START Records shown
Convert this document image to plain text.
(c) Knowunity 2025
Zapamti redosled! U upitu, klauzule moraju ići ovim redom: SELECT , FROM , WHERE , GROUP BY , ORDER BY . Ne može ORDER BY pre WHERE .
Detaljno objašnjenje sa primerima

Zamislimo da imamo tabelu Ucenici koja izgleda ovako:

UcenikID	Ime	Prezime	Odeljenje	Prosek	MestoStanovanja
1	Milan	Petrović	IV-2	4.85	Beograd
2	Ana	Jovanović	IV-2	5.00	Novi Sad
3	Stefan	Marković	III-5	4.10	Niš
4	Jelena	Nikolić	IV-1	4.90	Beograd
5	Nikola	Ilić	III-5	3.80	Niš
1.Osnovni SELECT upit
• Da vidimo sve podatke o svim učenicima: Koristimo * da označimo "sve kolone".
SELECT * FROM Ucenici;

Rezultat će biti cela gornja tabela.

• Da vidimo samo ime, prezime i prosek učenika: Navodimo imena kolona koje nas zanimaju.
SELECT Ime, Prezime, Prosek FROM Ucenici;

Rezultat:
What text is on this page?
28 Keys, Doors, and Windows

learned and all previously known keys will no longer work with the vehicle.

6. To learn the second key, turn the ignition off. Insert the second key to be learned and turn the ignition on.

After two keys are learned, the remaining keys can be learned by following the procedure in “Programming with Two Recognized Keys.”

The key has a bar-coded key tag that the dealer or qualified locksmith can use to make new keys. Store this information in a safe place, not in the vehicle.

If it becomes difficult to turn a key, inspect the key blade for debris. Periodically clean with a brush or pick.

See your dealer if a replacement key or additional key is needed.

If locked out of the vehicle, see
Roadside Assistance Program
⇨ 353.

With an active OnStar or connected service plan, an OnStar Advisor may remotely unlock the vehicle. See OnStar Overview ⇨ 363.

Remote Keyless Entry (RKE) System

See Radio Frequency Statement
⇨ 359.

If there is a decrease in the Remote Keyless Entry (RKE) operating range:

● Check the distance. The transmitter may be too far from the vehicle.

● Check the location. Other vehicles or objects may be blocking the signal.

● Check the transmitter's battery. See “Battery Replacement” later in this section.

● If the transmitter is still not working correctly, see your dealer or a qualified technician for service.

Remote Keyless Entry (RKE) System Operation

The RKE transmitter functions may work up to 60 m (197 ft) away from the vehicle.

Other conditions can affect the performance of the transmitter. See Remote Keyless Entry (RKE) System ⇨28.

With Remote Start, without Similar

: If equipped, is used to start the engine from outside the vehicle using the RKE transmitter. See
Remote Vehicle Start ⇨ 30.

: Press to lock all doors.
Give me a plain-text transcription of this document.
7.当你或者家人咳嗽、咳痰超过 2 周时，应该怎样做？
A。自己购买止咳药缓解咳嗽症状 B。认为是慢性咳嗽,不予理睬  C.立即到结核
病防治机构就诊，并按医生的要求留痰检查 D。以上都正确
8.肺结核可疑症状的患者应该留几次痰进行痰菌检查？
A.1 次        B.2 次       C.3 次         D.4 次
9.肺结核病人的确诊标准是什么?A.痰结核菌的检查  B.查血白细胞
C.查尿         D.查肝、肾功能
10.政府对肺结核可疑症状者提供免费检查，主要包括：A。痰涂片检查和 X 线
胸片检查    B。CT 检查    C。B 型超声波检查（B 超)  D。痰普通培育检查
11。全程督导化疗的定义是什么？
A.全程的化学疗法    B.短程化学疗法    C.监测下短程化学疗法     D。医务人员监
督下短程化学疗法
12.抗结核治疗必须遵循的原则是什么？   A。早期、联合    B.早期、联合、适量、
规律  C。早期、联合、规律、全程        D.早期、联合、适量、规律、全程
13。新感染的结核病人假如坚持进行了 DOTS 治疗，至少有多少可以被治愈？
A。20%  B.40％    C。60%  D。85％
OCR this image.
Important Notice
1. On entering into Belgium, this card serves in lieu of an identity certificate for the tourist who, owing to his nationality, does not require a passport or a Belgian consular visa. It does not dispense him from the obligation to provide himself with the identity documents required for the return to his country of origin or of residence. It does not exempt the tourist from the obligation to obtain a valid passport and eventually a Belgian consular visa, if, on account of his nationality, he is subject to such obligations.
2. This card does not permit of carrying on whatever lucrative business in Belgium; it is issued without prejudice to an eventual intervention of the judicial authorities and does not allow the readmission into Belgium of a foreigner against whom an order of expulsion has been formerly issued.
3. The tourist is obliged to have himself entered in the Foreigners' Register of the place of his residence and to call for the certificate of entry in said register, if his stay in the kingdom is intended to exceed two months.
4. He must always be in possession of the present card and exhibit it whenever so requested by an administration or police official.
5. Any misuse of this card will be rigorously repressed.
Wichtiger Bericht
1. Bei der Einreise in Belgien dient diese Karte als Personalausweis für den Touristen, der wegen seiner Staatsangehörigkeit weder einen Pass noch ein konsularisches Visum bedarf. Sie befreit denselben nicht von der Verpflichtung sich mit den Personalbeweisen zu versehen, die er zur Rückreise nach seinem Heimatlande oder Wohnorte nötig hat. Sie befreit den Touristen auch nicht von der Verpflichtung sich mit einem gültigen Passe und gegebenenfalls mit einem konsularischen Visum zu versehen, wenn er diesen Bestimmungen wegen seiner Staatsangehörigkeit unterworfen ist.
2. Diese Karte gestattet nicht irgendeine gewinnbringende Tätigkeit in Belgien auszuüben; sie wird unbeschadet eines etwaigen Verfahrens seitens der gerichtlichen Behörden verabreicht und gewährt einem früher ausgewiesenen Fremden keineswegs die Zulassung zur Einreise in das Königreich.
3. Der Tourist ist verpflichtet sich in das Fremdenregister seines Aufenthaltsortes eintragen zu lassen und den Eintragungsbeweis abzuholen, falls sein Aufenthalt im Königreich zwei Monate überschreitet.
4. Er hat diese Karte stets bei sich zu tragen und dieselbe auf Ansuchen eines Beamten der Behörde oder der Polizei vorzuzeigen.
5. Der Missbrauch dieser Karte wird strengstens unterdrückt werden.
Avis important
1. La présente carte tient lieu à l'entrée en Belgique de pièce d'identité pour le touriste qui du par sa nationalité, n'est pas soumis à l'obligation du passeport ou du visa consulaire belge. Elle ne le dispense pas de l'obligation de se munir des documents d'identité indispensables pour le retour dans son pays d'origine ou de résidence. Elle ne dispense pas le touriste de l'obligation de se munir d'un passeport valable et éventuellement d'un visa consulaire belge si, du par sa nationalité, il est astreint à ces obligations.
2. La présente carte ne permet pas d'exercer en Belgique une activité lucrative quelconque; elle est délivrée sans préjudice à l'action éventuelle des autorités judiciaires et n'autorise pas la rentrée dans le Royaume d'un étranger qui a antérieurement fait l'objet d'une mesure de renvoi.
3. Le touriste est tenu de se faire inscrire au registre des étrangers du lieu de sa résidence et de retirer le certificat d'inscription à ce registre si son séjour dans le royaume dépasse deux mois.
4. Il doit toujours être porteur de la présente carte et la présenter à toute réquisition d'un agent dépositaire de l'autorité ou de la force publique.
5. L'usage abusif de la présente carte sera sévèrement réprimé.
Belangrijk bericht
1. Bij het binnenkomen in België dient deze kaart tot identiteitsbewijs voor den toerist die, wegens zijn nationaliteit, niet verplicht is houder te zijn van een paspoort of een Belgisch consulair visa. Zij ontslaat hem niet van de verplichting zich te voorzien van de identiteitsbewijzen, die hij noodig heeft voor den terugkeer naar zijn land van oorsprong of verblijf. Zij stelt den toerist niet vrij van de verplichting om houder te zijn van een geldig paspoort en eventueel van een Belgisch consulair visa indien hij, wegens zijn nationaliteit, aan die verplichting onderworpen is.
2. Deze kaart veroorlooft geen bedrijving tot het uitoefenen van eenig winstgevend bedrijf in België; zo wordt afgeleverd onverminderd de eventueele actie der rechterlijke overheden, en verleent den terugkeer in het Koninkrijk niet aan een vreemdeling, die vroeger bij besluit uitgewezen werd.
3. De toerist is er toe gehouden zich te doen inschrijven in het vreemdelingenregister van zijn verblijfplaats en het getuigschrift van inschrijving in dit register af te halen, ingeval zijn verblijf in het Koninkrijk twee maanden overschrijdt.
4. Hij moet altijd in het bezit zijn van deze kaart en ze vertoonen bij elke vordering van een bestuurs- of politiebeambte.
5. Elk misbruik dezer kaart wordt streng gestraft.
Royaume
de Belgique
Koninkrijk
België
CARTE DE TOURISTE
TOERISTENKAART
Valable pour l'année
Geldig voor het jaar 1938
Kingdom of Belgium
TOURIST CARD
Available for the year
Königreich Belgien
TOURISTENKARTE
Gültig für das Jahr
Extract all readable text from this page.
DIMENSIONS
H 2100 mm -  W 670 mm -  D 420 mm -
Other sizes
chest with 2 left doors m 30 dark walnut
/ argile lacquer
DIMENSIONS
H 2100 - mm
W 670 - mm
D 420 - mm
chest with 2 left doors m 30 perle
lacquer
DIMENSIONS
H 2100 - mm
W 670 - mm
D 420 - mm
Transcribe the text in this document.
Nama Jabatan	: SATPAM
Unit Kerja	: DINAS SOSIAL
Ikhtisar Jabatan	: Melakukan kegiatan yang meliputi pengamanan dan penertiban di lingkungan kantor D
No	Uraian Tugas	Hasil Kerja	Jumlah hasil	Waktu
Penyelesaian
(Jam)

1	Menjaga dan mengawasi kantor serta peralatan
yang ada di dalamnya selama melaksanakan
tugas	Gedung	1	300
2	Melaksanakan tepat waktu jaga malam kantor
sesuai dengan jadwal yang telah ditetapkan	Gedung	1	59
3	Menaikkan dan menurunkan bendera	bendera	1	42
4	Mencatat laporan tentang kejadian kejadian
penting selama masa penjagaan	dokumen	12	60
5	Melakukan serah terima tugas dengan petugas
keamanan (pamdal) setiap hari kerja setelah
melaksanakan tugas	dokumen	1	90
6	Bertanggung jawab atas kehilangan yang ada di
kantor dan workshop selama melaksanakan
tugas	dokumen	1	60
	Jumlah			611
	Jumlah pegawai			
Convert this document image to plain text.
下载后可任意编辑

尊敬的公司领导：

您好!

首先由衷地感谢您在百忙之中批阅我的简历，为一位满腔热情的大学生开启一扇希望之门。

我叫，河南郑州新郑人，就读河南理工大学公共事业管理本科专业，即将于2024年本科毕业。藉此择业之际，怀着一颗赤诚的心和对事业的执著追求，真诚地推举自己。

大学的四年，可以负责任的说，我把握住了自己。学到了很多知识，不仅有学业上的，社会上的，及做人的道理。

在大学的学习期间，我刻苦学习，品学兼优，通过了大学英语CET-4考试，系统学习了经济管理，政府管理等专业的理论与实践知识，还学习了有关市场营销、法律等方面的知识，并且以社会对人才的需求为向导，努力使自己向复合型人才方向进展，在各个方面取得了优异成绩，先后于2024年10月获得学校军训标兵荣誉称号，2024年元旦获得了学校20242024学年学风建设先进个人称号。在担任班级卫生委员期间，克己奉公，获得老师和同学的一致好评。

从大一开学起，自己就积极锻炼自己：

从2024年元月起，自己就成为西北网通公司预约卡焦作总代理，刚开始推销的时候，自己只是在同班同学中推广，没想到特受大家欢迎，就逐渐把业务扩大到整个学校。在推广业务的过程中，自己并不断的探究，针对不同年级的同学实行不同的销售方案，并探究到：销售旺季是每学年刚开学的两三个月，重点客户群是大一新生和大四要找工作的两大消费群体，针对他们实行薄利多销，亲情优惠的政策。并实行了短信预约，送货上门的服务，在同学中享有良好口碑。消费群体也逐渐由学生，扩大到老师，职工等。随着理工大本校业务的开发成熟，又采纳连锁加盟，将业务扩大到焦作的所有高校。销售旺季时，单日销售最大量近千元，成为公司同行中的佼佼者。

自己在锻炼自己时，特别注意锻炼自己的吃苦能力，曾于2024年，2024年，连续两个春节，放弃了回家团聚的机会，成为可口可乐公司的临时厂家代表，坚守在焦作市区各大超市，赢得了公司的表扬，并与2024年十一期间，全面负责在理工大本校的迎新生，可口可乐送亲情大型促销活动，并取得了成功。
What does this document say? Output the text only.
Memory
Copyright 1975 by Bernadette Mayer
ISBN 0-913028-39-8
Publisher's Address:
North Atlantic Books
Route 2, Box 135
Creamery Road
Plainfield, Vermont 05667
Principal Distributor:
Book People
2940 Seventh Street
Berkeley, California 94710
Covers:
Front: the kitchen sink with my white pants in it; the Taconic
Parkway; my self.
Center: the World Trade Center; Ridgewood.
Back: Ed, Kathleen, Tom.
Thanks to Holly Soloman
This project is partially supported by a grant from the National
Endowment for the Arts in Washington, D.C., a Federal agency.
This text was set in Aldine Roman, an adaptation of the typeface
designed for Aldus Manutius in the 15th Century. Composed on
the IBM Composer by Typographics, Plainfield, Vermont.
END Records shown
### Objective
Check all the records above and select each line where the string "Königreich" is found.

### The reply
2. Diese Karte gestattet nicht irgendeine gewinnbringende Tätigkeit in Belgien auszuüben; sie wird unbeschadet eines etwaigen Verfahrens seitens der gerichtlichen Behörden verabreicht und gewährt einem früher ausgewiesenen Fremden keineswegs die Zulassung zur Einreise in das Königreich.
3. Der Tourist ist verpflichtet sich in das Fremdenregister seines Aufenthaltsortes eintragen zu lassen und den Eintragungsbeweis abzuholen, falls sein Aufenthalt im Königreich zwei Monate überschreitet.
Königreich Belgien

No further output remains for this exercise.